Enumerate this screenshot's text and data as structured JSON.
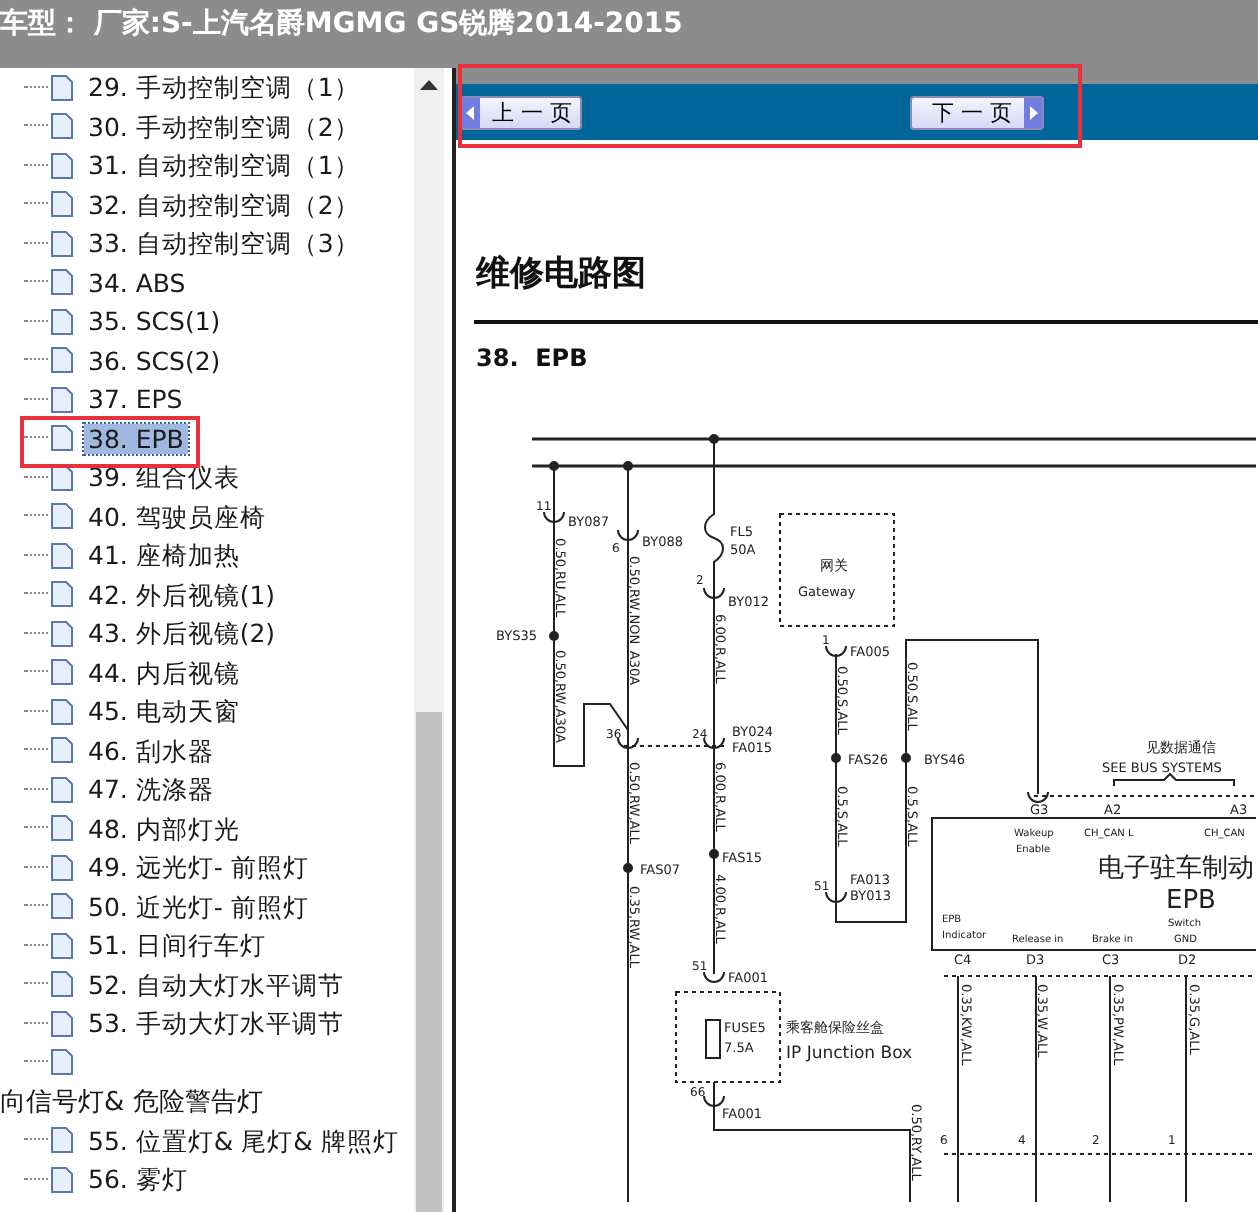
{
  "window": {
    "title": "车型： 厂家:S-上汽名爵MGMG GS锐腾2014-2015"
  },
  "tree": {
    "items": [
      {
        "label": "29. 手动控制空调（1）",
        "selected": false
      },
      {
        "label": "30. 手动控制空调（2）",
        "selected": false
      },
      {
        "label": "31. 自动控制空调（1）",
        "selected": false
      },
      {
        "label": "32. 自动控制空调（2）",
        "selected": false
      },
      {
        "label": "33. 自动控制空调（3）",
        "selected": false
      },
      {
        "label": "34. ABS",
        "selected": false
      },
      {
        "label": "35. SCS(1)",
        "selected": false
      },
      {
        "label": "36. SCS(2)",
        "selected": false
      },
      {
        "label": "37. EPS",
        "selected": false
      },
      {
        "label": "38. EPB",
        "selected": true
      },
      {
        "label": "39. 组合仪表",
        "selected": false
      },
      {
        "label": "40. 驾驶员座椅",
        "selected": false
      },
      {
        "label": "41. 座椅加热",
        "selected": false
      },
      {
        "label": "42. 外后视镜(1)",
        "selected": false
      },
      {
        "label": "43. 外后视镜(2)",
        "selected": false
      },
      {
        "label": "44. 内后视镜",
        "selected": false
      },
      {
        "label": "45. 电动天窗",
        "selected": false
      },
      {
        "label": "46. 刮水器",
        "selected": false
      },
      {
        "label": "47. 洗涤器",
        "selected": false
      },
      {
        "label": "48. 内部灯光",
        "selected": false
      },
      {
        "label": "49. 远光灯- 前照灯",
        "selected": false
      },
      {
        "label": "50. 近光灯- 前照灯",
        "selected": false
      },
      {
        "label": "51. 日间行车灯",
        "selected": false
      },
      {
        "label": "52. 自动大灯水平调节",
        "selected": false
      },
      {
        "label": "53. 手动大灯水平调节",
        "selected": false
      },
      {
        "selected": false
      },
      {
        "label": "向信号灯& 危险警告灯",
        "selected": false,
        "children": [
          {
            "label": "55. 位置灯& 尾灯& 牌照灯",
            "selected": false
          },
          {
            "label": "56. 雾灯",
            "selected": false
          }
        ]
      }
    ]
  },
  "nav": {
    "prev": "上 一 页",
    "next": "下 一 页"
  },
  "document": {
    "heading": "维修电路图",
    "section": "38.  EPB",
    "diagram": {
      "labels": [
        {
          "text": "11",
          "kind": "small"
        },
        {
          "text": "BY087",
          "kind": "plain"
        },
        {
          "text": "0.50,RU,ALL",
          "kind": "rot"
        },
        {
          "text": "BYS35",
          "kind": "plain"
        },
        {
          "text": "0.50,RW,A30A",
          "kind": "rot"
        },
        {
          "text": "6",
          "kind": "small"
        },
        {
          "text": "BY088",
          "kind": "plain"
        },
        {
          "text": "0.50,RW,NON_A30A",
          "kind": "rot"
        },
        {
          "text": "FL5",
          "kind": "plain"
        },
        {
          "text": "50A",
          "kind": "plain"
        },
        {
          "text": "2",
          "kind": "small"
        },
        {
          "text": "BY012",
          "kind": "plain"
        },
        {
          "text": "6.00,R,ALL",
          "kind": "rot"
        },
        {
          "text": "36",
          "kind": "small"
        },
        {
          "text": "24",
          "kind": "small"
        },
        {
          "text": "BY024",
          "kind": "plain"
        },
        {
          "text": "FA015",
          "kind": "plain"
        },
        {
          "text": "0.50,RW,ALL",
          "kind": "rot"
        },
        {
          "text": "6.00,R,ALL",
          "kind": "rot"
        },
        {
          "text": "FAS07",
          "kind": "plain"
        },
        {
          "text": "0.35,RW,ALL",
          "kind": "rot"
        },
        {
          "text": "FAS15",
          "kind": "plain"
        },
        {
          "text": "4.00,R,ALL",
          "kind": "rot"
        },
        {
          "text": "51",
          "kind": "small"
        },
        {
          "text": "FA001",
          "kind": "plain"
        },
        {
          "text": "FUSE5",
          "kind": "plain"
        },
        {
          "text": "7.5A",
          "kind": "plain"
        },
        {
          "text": "乘客舱保险丝盒",
          "kind": "cjk"
        },
        {
          "text": "IP Junction Box",
          "kind": "mid"
        },
        {
          "text": "66",
          "kind": "small"
        },
        {
          "text": "FA001",
          "kind": "plain"
        },
        {
          "text": "0.50,RY,ALL",
          "kind": "rot"
        },
        {
          "text": "网关",
          "kind": "cjk"
        },
        {
          "text": "Gateway",
          "kind": "plain"
        },
        {
          "text": "1",
          "kind": "small"
        },
        {
          "text": "FA005",
          "kind": "plain"
        },
        {
          "text": "0.50,S,ALL",
          "kind": "rot"
        },
        {
          "text": "FAS26",
          "kind": "plain"
        },
        {
          "text": "0.5,S,ALL",
          "kind": "rot"
        },
        {
          "text": "51",
          "kind": "small"
        },
        {
          "text": "FA013",
          "kind": "plain"
        },
        {
          "text": "BY013",
          "kind": "plain"
        },
        {
          "text": "0.50,S,ALL",
          "kind": "rot"
        },
        {
          "text": "BYS46",
          "kind": "plain"
        },
        {
          "text": "0.5,S,ALL",
          "kind": "rot"
        },
        {
          "text": "见数据通信",
          "kind": "cjk"
        },
        {
          "text": "SEE BUS SYSTEMS",
          "kind": "plain"
        },
        {
          "text": "G3",
          "kind": "plain"
        },
        {
          "text": "A2",
          "kind": "plain"
        },
        {
          "text": "A3",
          "kind": "plain"
        },
        {
          "text": "Wakeup",
          "kind": "tiny"
        },
        {
          "text": "Enable",
          "kind": "tiny"
        },
        {
          "text": "CH_CAN L",
          "kind": "tiny"
        },
        {
          "text": "CH_CAN",
          "kind": "tiny"
        },
        {
          "text": "电子驻车制动",
          "kind": "big"
        },
        {
          "text": "EPB",
          "kind": "big"
        },
        {
          "text": "EPB",
          "kind": "tiny"
        },
        {
          "text": "Indicator",
          "kind": "tiny"
        },
        {
          "text": "Release in",
          "kind": "tiny"
        },
        {
          "text": "Brake in",
          "kind": "tiny"
        },
        {
          "text": "Switch",
          "kind": "tiny"
        },
        {
          "text": "GND",
          "kind": "tiny"
        },
        {
          "text": "C4",
          "kind": "plain"
        },
        {
          "text": "D3",
          "kind": "plain"
        },
        {
          "text": "C3",
          "kind": "plain"
        },
        {
          "text": "D2",
          "kind": "plain"
        },
        {
          "text": "0.35,KW,ALL",
          "kind": "rot"
        },
        {
          "text": "0.35,W,ALL",
          "kind": "rot"
        },
        {
          "text": "0.35,PW,ALL",
          "kind": "rot"
        },
        {
          "text": "0.35,G,ALL",
          "kind": "rot"
        },
        {
          "text": "6",
          "kind": "small"
        },
        {
          "text": "4",
          "kind": "small"
        },
        {
          "text": "2",
          "kind": "small"
        },
        {
          "text": "1",
          "kind": "small"
        }
      ]
    }
  }
}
--------------------
Task directions: Restate every record exactly, please; do not copy the pictures.

Complete response:
Enumerate this screenshot's text and data as structured JSON.
{
  "window": {
    "title": "车型： 厂家:S-上汽名爵MGMG GS锐腾2014-2015"
  },
  "tree": {
    "items": [
      {
        "label": "29. 手动控制空调（1）",
        "selected": false
      },
      {
        "label": "30. 手动控制空调（2）",
        "selected": false
      },
      {
        "label": "31. 自动控制空调（1）",
        "selected": false
      },
      {
        "label": "32. 自动控制空调（2）",
        "selected": false
      },
      {
        "label": "33. 自动控制空调（3）",
        "selected": false
      },
      {
        "label": "34. ABS",
        "selected": false
      },
      {
        "label": "35. SCS(1)",
        "selected": false
      },
      {
        "label": "36. SCS(2)",
        "selected": false
      },
      {
        "label": "37. EPS",
        "selected": false
      },
      {
        "label": "38. EPB",
        "selected": true
      },
      {
        "label": "39. 组合仪表",
        "selected": false
      },
      {
        "label": "40. 驾驶员座椅",
        "selected": false
      },
      {
        "label": "41. 座椅加热",
        "selected": false
      },
      {
        "label": "42. 外后视镜(1)",
        "selected": false
      },
      {
        "label": "43. 外后视镜(2)",
        "selected": false
      },
      {
        "label": "44. 内后视镜",
        "selected": false
      },
      {
        "label": "45. 电动天窗",
        "selected": false
      },
      {
        "label": "46. 刮水器",
        "selected": false
      },
      {
        "label": "47. 洗涤器",
        "selected": false
      },
      {
        "label": "48. 内部灯光",
        "selected": false
      },
      {
        "label": "49. 远光灯- 前照灯",
        "selected": false
      },
      {
        "label": "50. 近光灯- 前照灯",
        "selected": false
      },
      {
        "label": "51. 日间行车灯",
        "selected": false
      },
      {
        "label": "52. 自动大灯水平调节",
        "selected": false
      },
      {
        "label": "53. 手动大灯水平调节",
        "selected": false
      },
      {
        "selected": false
      },
      {
        "label": "向信号灯& 危险警告灯",
        "selected": false,
        "children": [
          {
            "label": "55. 位置灯& 尾灯& 牌照灯",
            "selected": false
          },
          {
            "label": "56. 雾灯",
            "selected": false
          }
        ]
      }
    ]
  },
  "nav": {
    "prev": "上 一 页",
    "next": "下 一 页"
  },
  "document": {
    "heading": "维修电路图",
    "section": "38.  EPB",
    "diagram": {
      "labels": [
        {
          "text": "11",
          "kind": "small"
        },
        {
          "text": "BY087",
          "kind": "plain"
        },
        {
          "text": "0.50,RU,ALL",
          "kind": "rot"
        },
        {
          "text": "BYS35",
          "kind": "plain"
        },
        {
          "text": "0.50,RW,A30A",
          "kind": "rot"
        },
        {
          "text": "6",
          "kind": "small"
        },
        {
          "text": "BY088",
          "kind": "plain"
        },
        {
          "text": "0.50,RW,NON_A30A",
          "kind": "rot"
        },
        {
          "text": "FL5",
          "kind": "plain"
        },
        {
          "text": "50A",
          "kind": "plain"
        },
        {
          "text": "2",
          "kind": "small"
        },
        {
          "text": "BY012",
          "kind": "plain"
        },
        {
          "text": "6.00,R,ALL",
          "kind": "rot"
        },
        {
          "text": "36",
          "kind": "small"
        },
        {
          "text": "24",
          "kind": "small"
        },
        {
          "text": "BY024",
          "kind": "plain"
        },
        {
          "text": "FA015",
          "kind": "plain"
        },
        {
          "text": "0.50,RW,ALL",
          "kind": "rot"
        },
        {
          "text": "6.00,R,ALL",
          "kind": "rot"
        },
        {
          "text": "FAS07",
          "kind": "plain"
        },
        {
          "text": "0.35,RW,ALL",
          "kind": "rot"
        },
        {
          "text": "FAS15",
          "kind": "plain"
        },
        {
          "text": "4.00,R,ALL",
          "kind": "rot"
        },
        {
          "text": "51",
          "kind": "small"
        },
        {
          "text": "FA001",
          "kind": "plain"
        },
        {
          "text": "FUSE5",
          "kind": "plain"
        },
        {
          "text": "7.5A",
          "kind": "plain"
        },
        {
          "text": "乘客舱保险丝盒",
          "kind": "cjk"
        },
        {
          "text": "IP Junction Box",
          "kind": "mid"
        },
        {
          "text": "66",
          "kind": "small"
        },
        {
          "text": "FA001",
          "kind": "plain"
        },
        {
          "text": "0.50,RY,ALL",
          "kind": "rot"
        },
        {
          "text": "网关",
          "kind": "cjk"
        },
        {
          "text": "Gateway",
          "kind": "plain"
        },
        {
          "text": "1",
          "kind": "small"
        },
        {
          "text": "FA005",
          "kind": "plain"
        },
        {
          "text": "0.50,S,ALL",
          "kind": "rot"
        },
        {
          "text": "FAS26",
          "kind": "plain"
        },
        {
          "text": "0.5,S,ALL",
          "kind": "rot"
        },
        {
          "text": "51",
          "kind": "small"
        },
        {
          "text": "FA013",
          "kind": "plain"
        },
        {
          "text": "BY013",
          "kind": "plain"
        },
        {
          "text": "0.50,S,ALL",
          "kind": "rot"
        },
        {
          "text": "BYS46",
          "kind": "plain"
        },
        {
          "text": "0.5,S,ALL",
          "kind": "rot"
        },
        {
          "text": "见数据通信",
          "kind": "cjk"
        },
        {
          "text": "SEE BUS SYSTEMS",
          "kind": "plain"
        },
        {
          "text": "G3",
          "kind": "plain"
        },
        {
          "text": "A2",
          "kind": "plain"
        },
        {
          "text": "A3",
          "kind": "plain"
        },
        {
          "text": "Wakeup",
          "kind": "tiny"
        },
        {
          "text": "Enable",
          "kind": "tiny"
        },
        {
          "text": "CH_CAN L",
          "kind": "tiny"
        },
        {
          "text": "CH_CAN",
          "kind": "tiny"
        },
        {
          "text": "电子驻车制动",
          "kind": "big"
        },
        {
          "text": "EPB",
          "kind": "big"
        },
        {
          "text": "EPB",
          "kind": "tiny"
        },
        {
          "text": "Indicator",
          "kind": "tiny"
        },
        {
          "text": "Release in",
          "kind": "tiny"
        },
        {
          "text": "Brake in",
          "kind": "tiny"
        },
        {
          "text": "Switch",
          "kind": "tiny"
        },
        {
          "text": "GND",
          "kind": "tiny"
        },
        {
          "text": "C4",
          "kind": "plain"
        },
        {
          "text": "D3",
          "kind": "plain"
        },
        {
          "text": "C3",
          "kind": "plain"
        },
        {
          "text": "D2",
          "kind": "plain"
        },
        {
          "text": "0.35,KW,ALL",
          "kind": "rot"
        },
        {
          "text": "0.35,W,ALL",
          "kind": "rot"
        },
        {
          "text": "0.35,PW,ALL",
          "kind": "rot"
        },
        {
          "text": "0.35,G,ALL",
          "kind": "rot"
        },
        {
          "text": "6",
          "kind": "small"
        },
        {
          "text": "4",
          "kind": "small"
        },
        {
          "text": "2",
          "kind": "small"
        },
        {
          "text": "1",
          "kind": "small"
        }
      ]
    }
  }
}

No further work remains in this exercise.